Goal: Update the items from the start through the line containing "bar-value-label: CA$3.1 —" by replacing "ytick-mark" with "y-axis tick" and leaving everything else unchanged.

* START Recorded data *

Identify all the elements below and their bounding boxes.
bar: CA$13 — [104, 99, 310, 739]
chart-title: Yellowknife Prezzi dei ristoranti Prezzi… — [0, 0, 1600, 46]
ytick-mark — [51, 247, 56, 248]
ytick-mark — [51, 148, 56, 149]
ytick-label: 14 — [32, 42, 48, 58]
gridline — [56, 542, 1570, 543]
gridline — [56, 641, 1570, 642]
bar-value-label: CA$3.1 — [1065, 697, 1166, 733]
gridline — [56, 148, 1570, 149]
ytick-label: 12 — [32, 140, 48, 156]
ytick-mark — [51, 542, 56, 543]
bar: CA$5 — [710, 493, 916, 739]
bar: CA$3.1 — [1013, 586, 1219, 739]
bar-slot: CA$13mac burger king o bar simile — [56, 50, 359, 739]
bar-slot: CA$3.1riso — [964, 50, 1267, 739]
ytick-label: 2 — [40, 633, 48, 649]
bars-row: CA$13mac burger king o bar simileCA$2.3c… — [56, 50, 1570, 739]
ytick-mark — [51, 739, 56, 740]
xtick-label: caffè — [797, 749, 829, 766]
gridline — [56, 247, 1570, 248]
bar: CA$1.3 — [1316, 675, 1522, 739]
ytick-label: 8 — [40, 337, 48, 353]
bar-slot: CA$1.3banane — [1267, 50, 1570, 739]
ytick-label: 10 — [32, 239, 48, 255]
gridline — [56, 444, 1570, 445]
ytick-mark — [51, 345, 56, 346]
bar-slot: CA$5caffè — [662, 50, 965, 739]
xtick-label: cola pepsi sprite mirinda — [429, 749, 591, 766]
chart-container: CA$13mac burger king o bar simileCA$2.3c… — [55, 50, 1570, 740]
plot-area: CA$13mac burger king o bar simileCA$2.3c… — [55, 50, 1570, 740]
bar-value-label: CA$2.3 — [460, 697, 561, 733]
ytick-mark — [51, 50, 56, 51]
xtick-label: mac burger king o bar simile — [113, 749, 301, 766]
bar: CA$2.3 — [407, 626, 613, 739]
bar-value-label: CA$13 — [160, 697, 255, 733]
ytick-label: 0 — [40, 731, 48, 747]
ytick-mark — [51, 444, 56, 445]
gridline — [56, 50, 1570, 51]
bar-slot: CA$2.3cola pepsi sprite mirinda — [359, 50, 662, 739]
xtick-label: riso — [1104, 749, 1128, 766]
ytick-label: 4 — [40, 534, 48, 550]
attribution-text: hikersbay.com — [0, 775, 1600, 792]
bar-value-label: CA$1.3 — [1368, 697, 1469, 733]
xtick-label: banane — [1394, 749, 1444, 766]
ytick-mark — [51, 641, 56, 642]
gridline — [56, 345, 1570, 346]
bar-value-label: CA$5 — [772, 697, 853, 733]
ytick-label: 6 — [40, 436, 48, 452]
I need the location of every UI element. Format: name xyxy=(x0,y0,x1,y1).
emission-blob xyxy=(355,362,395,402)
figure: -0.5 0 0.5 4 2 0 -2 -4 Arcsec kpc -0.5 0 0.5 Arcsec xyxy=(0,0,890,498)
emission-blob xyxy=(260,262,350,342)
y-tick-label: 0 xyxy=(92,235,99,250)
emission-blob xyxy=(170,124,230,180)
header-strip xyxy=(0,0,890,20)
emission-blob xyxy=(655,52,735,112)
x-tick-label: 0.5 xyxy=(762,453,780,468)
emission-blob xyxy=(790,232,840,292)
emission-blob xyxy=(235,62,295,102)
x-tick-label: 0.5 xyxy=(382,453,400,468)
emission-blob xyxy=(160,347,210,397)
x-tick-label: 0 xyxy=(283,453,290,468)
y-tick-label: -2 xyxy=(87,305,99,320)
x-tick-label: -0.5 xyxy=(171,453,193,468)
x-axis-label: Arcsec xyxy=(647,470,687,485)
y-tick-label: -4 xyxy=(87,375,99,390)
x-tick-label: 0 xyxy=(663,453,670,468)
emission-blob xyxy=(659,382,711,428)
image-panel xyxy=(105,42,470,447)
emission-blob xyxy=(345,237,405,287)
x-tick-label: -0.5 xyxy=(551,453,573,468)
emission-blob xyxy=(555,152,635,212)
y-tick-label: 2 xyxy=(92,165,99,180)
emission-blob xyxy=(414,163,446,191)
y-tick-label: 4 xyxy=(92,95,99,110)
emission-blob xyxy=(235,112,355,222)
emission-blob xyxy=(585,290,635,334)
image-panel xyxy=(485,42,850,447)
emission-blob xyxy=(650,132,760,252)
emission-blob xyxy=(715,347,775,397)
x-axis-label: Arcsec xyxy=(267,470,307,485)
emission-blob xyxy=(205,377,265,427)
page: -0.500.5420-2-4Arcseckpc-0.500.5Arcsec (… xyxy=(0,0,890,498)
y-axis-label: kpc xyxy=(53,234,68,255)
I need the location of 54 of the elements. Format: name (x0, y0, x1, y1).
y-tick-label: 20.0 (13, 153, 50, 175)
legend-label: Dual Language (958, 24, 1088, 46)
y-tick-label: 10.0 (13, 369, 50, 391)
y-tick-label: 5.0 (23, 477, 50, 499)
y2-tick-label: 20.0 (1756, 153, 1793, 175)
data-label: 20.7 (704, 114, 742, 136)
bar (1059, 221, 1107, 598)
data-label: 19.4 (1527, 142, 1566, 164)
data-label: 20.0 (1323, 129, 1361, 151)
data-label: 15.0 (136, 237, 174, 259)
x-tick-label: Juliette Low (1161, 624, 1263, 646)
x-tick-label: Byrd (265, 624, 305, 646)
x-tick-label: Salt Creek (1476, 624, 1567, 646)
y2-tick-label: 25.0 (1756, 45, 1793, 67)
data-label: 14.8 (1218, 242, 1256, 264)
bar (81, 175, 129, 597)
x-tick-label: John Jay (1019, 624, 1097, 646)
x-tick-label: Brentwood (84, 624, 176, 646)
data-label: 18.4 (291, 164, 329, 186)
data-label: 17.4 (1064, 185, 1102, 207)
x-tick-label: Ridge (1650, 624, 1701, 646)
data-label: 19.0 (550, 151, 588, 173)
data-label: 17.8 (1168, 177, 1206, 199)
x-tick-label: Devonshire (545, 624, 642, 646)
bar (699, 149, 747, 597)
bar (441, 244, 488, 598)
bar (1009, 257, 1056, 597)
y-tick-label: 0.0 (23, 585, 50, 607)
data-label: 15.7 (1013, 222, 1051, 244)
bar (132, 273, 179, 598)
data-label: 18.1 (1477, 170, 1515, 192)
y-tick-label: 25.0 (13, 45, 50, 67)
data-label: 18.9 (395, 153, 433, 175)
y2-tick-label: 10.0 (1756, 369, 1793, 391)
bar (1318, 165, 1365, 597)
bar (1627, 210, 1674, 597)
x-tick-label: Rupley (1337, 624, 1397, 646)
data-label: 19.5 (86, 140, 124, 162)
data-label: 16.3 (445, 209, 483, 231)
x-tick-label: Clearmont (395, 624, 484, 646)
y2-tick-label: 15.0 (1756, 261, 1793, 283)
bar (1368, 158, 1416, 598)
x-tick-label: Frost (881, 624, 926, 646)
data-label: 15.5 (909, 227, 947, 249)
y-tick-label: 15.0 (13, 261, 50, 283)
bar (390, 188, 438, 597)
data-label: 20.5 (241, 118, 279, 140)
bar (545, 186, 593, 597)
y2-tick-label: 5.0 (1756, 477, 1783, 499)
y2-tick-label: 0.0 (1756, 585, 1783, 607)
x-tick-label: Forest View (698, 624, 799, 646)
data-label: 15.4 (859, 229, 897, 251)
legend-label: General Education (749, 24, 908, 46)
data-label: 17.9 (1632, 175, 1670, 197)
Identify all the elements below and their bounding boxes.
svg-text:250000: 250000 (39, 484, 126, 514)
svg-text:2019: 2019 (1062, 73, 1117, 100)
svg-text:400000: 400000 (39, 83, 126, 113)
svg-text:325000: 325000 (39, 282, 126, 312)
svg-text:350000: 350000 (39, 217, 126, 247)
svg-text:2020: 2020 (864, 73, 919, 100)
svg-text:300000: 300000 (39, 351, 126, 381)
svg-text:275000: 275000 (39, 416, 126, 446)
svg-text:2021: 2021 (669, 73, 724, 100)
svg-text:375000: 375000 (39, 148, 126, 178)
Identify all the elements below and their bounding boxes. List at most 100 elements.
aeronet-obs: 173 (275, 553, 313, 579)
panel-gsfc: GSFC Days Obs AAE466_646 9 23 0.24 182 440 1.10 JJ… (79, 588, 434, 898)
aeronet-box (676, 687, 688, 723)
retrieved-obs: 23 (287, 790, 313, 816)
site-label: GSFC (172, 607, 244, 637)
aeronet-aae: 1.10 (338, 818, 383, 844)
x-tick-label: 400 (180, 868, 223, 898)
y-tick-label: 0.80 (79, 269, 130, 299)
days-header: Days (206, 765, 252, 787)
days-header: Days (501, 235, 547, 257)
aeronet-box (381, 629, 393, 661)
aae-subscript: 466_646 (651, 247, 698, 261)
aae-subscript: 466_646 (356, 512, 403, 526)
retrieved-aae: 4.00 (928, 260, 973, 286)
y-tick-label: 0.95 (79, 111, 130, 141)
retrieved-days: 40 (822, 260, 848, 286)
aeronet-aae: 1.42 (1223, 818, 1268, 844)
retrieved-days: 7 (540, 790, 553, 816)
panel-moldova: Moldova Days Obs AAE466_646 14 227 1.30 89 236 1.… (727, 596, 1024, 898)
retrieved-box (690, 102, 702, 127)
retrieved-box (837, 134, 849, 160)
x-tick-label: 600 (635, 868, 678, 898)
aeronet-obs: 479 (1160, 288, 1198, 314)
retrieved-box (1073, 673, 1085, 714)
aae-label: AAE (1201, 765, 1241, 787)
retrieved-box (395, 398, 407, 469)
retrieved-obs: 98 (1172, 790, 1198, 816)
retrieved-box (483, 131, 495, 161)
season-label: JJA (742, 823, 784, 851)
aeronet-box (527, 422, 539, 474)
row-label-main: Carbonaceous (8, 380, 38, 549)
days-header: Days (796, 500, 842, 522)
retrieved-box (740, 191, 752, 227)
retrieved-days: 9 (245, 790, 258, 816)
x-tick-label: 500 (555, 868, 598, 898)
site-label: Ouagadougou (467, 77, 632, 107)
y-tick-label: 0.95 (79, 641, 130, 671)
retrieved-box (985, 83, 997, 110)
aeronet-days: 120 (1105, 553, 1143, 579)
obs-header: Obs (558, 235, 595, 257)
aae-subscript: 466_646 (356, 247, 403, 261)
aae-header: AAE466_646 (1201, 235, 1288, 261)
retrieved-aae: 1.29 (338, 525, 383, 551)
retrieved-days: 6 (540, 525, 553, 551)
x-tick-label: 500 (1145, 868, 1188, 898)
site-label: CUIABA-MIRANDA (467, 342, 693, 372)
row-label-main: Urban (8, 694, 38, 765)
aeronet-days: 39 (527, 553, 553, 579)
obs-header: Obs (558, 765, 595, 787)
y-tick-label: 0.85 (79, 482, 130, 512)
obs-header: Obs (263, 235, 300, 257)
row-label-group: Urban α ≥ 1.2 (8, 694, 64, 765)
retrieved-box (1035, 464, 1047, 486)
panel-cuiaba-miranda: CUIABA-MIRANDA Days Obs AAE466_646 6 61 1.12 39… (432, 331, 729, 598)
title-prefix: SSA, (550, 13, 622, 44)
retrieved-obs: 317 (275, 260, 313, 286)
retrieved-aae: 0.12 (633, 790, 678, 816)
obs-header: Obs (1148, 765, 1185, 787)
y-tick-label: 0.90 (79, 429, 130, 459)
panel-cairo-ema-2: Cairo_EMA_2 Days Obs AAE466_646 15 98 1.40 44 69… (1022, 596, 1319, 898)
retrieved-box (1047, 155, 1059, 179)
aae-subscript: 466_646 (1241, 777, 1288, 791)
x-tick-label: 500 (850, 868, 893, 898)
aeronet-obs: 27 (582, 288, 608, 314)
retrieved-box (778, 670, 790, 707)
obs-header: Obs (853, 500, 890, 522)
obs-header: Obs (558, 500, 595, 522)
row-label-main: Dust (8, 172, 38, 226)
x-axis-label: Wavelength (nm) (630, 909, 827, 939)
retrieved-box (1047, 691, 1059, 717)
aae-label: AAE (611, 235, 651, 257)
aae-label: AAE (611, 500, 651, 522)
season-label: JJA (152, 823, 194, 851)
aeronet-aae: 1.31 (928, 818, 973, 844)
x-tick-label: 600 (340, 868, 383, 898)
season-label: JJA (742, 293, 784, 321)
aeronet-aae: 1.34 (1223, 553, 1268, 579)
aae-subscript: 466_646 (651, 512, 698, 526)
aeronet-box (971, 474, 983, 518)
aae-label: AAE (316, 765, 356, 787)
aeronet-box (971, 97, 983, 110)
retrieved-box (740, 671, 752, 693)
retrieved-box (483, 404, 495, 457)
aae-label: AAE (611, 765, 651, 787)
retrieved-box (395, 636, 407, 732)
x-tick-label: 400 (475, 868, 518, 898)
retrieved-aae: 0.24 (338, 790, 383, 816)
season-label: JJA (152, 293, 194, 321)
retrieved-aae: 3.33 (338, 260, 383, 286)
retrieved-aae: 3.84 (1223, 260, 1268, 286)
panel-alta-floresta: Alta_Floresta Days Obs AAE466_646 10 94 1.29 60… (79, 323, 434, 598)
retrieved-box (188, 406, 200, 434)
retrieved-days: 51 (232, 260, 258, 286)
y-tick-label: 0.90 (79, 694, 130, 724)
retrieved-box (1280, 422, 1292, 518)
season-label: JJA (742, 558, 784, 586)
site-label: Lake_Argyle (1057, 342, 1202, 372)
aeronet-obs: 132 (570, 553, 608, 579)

* END Recorded data *

Written reply:
Identify all the elements below and their bounding boxes.
bar: CA$13 — [104, 99, 310, 739]
chart-title: Yellowknife Prezzi dei ristoranti Prezzi… — [0, 0, 1600, 46]
y-axis tick — [51, 247, 56, 248]
y-axis tick — [51, 148, 56, 149]
ytick-label: 14 — [32, 42, 48, 58]
gridline — [56, 542, 1570, 543]
gridline — [56, 641, 1570, 642]
bar-value-label: CA$3.1 — [1065, 697, 1166, 733]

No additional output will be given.